- _Kaynak Metin_
┌──

Yargıtay 6. Hukuk Dairesi 2021/4622 Esas 2022/2983 Karar Sayılı İlamı

Abaküs Yazılım
6. Hukuk Dairesi
Esas No: 2021/4622
Karar No: 2022/2983
Karar Tarihi: 01.06.2022

Yargıtay 6. Hukuk Dairesi 2021/4622 Esas 2022/2983 Karar Sayılı İlamı

     Özet:

Davacı, eser sözleşmesine dayanarak eksik ve kusurlu işler ve geç ifa sebeplerinden dolayı tazminat ve ceza-i şart talep etmiştir. İlk derece mahkemesinde davanın kabulüne karar verildikten sonra davalı tarafından istinaf edilmiştir. Sakarya bölge adliye mahkemesince yapılan istinaf incelemesi sonucunda istinaf istemi reddedilmiş ve karar davalı tarafından temyiz edilmiştir. Mahkeme kararında, davalının teslim süresine uygun şekilde teslim yapmadığı için ceza-i şart ödemesi gerektiği ancak davacının teslim sırasında ceza-i şart alacağı hakkını saklı tutmadığı için gecikme cezasını isteyemeyeceği belirtilmiştir. Ayrıca, binada ayıplı iş yapıldığına ve su sızıntısı sebebiyle dükkanların kullanılamadığına karar verilmiştir. Ancak, mahkemece ayıbın giderilmesi çalışmalarının süresi belirlenmeden tüm talebe karar verilmesinin doğru olmadığı belirtilmiştir. Bu sebeple, raporlara dayanak yapılan bilirkişi kurulundan ek rapor alınarak, ayıbın giderilmesi çalışmalarının gerektirdiği makul sürenin belirlenmesi ve bu süre içinde davacının uğrayacağı kira kaybının hesaplattırılması gerektiği ifade edilmiştir. Kararda, HMK 355. maddesinde belirtilen kamu düzenine aykırılık halleri resen gözetilmek üzere istinaf incelemesi yapılması gerektiği belirtilmiştir.
6. Hukuk Dairesi         2021/4622 E.  ,  2022/2983 K.

    "İçtihat Metni"

    MAHKEMESİ : Sakarya Bölge Adliye Mahkemesi 5. Hukuk Dairesi
    İLK DERECE MAHKEMESİ : Gebze 2. Asliye Hukuk Mahkemesi


    Yukarıda tarih ve numarası yazılı olan bölge adliye mahkemesi hukuk dairesince verilen kararın temyizen tetkiki davalı vekili tarafından istenmiş ve temyiz dilekçesinin süresi içinde verildiği anlaşılmış olmakla dosyadaki kağıtlar okundu, gereği konuşulup düşünüldü.

└──

- _Veri Listesi_
┌──

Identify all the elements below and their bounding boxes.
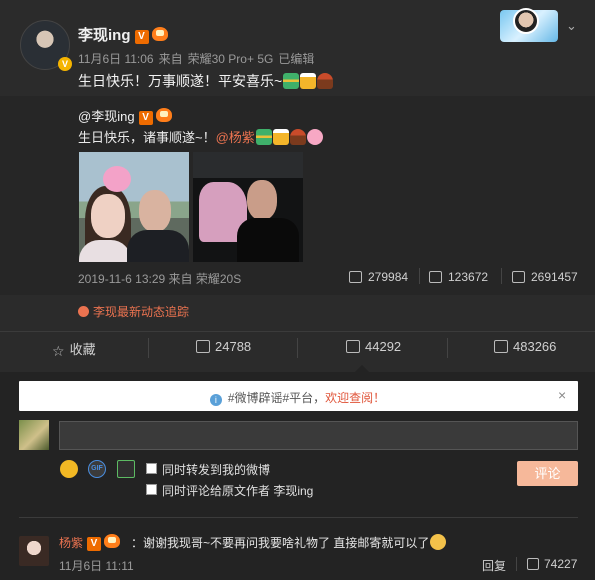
repost-count-button[interactable]: 279984 — [349, 270, 408, 284]
commenter-row: 杨紫 V — [59, 534, 121, 551]
repost-like-count-button[interactable]: 2691457 — [512, 270, 578, 284]
notice-message: #微博辟谣#平台， — [227, 391, 326, 405]
comment-caret — [355, 365, 369, 372]
like-button[interactable]: 483266 — [494, 339, 556, 354]
post-text-content: 生日快乐！万事顺遂！平安喜乐~ — [78, 73, 283, 89]
notice-link[interactable]: 欢迎查阅！ — [325, 391, 385, 405]
close-icon[interactable]: × — [558, 387, 566, 403]
forward-checkbox-label[interactable]: 同时转发到我的微博 — [162, 461, 270, 478]
comment-icon — [346, 340, 360, 353]
repost-button[interactable]: 24788 — [196, 339, 251, 354]
comment-origin-checkbox-label[interactable]: 同时评论给原文作者 李现ing — [162, 482, 313, 499]
repost-like-count: 2691457 — [531, 270, 578, 284]
emoji-face-icon[interactable] — [60, 460, 78, 478]
cake-emoji-icon — [317, 73, 334, 89]
commenter-name[interactable]: 杨紫 — [59, 536, 83, 550]
commenter-avatar[interactable] — [19, 536, 49, 566]
info-icon: i — [209, 394, 222, 406]
verified-badge-icon: V — [58, 57, 72, 71]
divider — [19, 517, 578, 518]
divider — [419, 268, 420, 284]
divider — [297, 338, 298, 358]
comment-text: ：谢谢我现哥~不要再问我要啥礼物了 直接邮寄就可以了 — [131, 534, 447, 551]
post-text: 生日快乐！万事顺遂！平安喜乐~ — [78, 71, 334, 91]
comment-action-count: 44292 — [365, 339, 402, 354]
repost-text-content: 生日快乐，诸事顺遂~！ — [78, 130, 216, 145]
repost-comment-count-button[interactable]: 123672 — [429, 270, 488, 284]
post-date[interactable]: 11月6日 11:06 — [78, 52, 154, 66]
gift-emoji-icon — [283, 73, 300, 89]
thumbs-up-icon — [494, 340, 508, 353]
vip-crown-icon — [104, 534, 121, 548]
author-name-row: 李现ing V — [78, 24, 168, 45]
image-icon[interactable] — [117, 460, 135, 478]
post-source: 荣耀30 Pro+ 5G — [187, 52, 274, 66]
comment-like-count: 74227 — [544, 557, 578, 571]
decoration-avatar — [513, 8, 539, 34]
forward-checkbox[interactable] — [146, 463, 157, 474]
my-avatar[interactable] — [19, 420, 49, 450]
flower-icon — [78, 306, 89, 317]
tiger-emoji-icon — [430, 534, 447, 550]
favorite-button[interactable]: ☆ 收藏 — [52, 339, 96, 360]
author-name[interactable]: 李现ing — [78, 27, 131, 44]
cake-emoji-icon — [289, 129, 306, 145]
share-icon — [349, 271, 362, 283]
repost-author[interactable]: @李现ing — [78, 109, 135, 124]
post-edited[interactable]: 已编辑 — [278, 52, 314, 66]
weibo-post-card: V 李现ing V 11月6日 11:06 来自 荣耀30 Pro+ 5G 已编辑 生日… — [0, 0, 595, 580]
favorite-label: 收藏 — [69, 342, 96, 357]
divider — [148, 338, 149, 358]
thumbs-up-icon — [512, 271, 525, 283]
comment-origin-checkbox[interactable] — [146, 484, 157, 495]
comment-date: 11月6日 11:11 — [59, 559, 134, 573]
mention-link[interactable]: @杨紫 — [216, 130, 255, 145]
comment-like-button[interactable]: 74227 — [527, 557, 577, 571]
repost-text: 生日快乐，诸事顺遂~！@杨紫 — [78, 127, 323, 146]
comment-text-content: ：谢谢我现哥~不要再问我要啥礼物了 直接邮寄就可以了 — [131, 536, 430, 550]
repost-date[interactable]: 2019-11-6 13:29 来自 荣耀20S — [78, 270, 241, 287]
notice-text: i #微博辟谣#平台，欢迎查阅！ — [0, 389, 595, 406]
reply-button[interactable]: 回复 — [482, 557, 506, 574]
chevron-down-icon[interactable]: ⌄ — [566, 18, 580, 33]
tracking-link-label: 李现最新动态追踪 — [93, 305, 190, 319]
post-source-prefix: 来自 — [158, 52, 183, 66]
divider — [501, 268, 502, 284]
comment-button[interactable]: 44292 — [346, 339, 401, 354]
star-icon: ☆ — [52, 343, 65, 359]
tracking-link[interactable]: 李现最新动态追踪 — [78, 303, 189, 320]
v-verified-icon: V — [87, 537, 102, 551]
repost-count: 279984 — [368, 270, 409, 284]
repost-comment-count: 123672 — [448, 270, 489, 284]
repost-action-count: 24788 — [215, 339, 252, 354]
thumbs-up-icon — [527, 558, 539, 570]
v-verified-icon: V — [134, 30, 149, 44]
gift-emoji-icon — [255, 129, 272, 145]
repost-photo-1[interactable] — [79, 152, 189, 262]
share-icon — [196, 340, 210, 353]
cheers-emoji-icon — [272, 129, 289, 145]
pig-emoji-icon — [306, 129, 323, 145]
post-meta: 11月6日 11:06 来自 荣耀30 Pro+ 5G 已编辑 — [78, 50, 319, 67]
comment-input[interactable] — [59, 421, 578, 450]
comment-icon — [429, 271, 442, 283]
submit-comment-button[interactable]: 评论 — [517, 461, 578, 486]
repost-author-row: @李现ing V — [78, 106, 172, 125]
vip-crown-icon — [155, 108, 172, 122]
cheers-emoji-icon — [300, 73, 317, 89]
repost-photo-2[interactable] — [193, 152, 303, 262]
divider — [447, 338, 448, 358]
gif-icon[interactable]: GIF — [88, 460, 106, 478]
divider — [516, 557, 517, 571]
like-action-count: 483266 — [513, 339, 557, 354]
v-verified-icon: V — [138, 111, 153, 125]
vip-crown-icon — [151, 27, 168, 41]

└──

- _Görevler_
(A) Aşağıdaki ifadelerin kaynak metinle uyuşup uyuşmadığını belirtin: (i) İlk derece mahkemesi Gebze 2. Asliye Hukuk Mahkemesi'dir. (ii) İlk derece mahkemesi davanın reddine karar vermiştir. (iii) Karar tarihi 01.06.2022'dir. Her ifade için evet ya da hayır deyin ve metindeki belirleyici sözleri aynen alıntılayın.
(B) Kaynak metindeki özete göre dükkanlar hangi sebeple kullanılamamıştır?
(C) Kaynak metinde "Yukarıda tarih ve" sözlerinden başlayıp aşağıya doğru "gereği konuşulup düşünüldü." sözlerine kadar uzanan her şeyi hiçbir değişiklik yapmadan yineleyin.
Yanıtlarda yalnızca kaynak metni esas alın.

- _Görev Yanıtları_
(A)
(i) Evet: "İLK DERECE MAHKEMESİ : Gebze 2. Asliye Hukuk Mahkemesi"
(ii) Hayır: "İlk derece mahkemesinde davanın kabulüne karar verildikten sonra davalı tarafından istinaf edilmiştir."
(iii) Evet: "Karar Tarihi: 01.06.2022"

(B) Dükkanlar su sızıntısı sebebiyle kullanılamamıştır.

(C)
Yukarıda tarih ve numarası yazılı olan bölge adliye mahkemesi hukuk dairesince verilen kararın temyizen tetkiki davalı vekili tarafından istenmiş ve temyiz dilekçesinin süresi içinde verildiği anlaşılmış olmakla dosyadaki kağıtlar okundu, gereği konuşulup düşünüldü.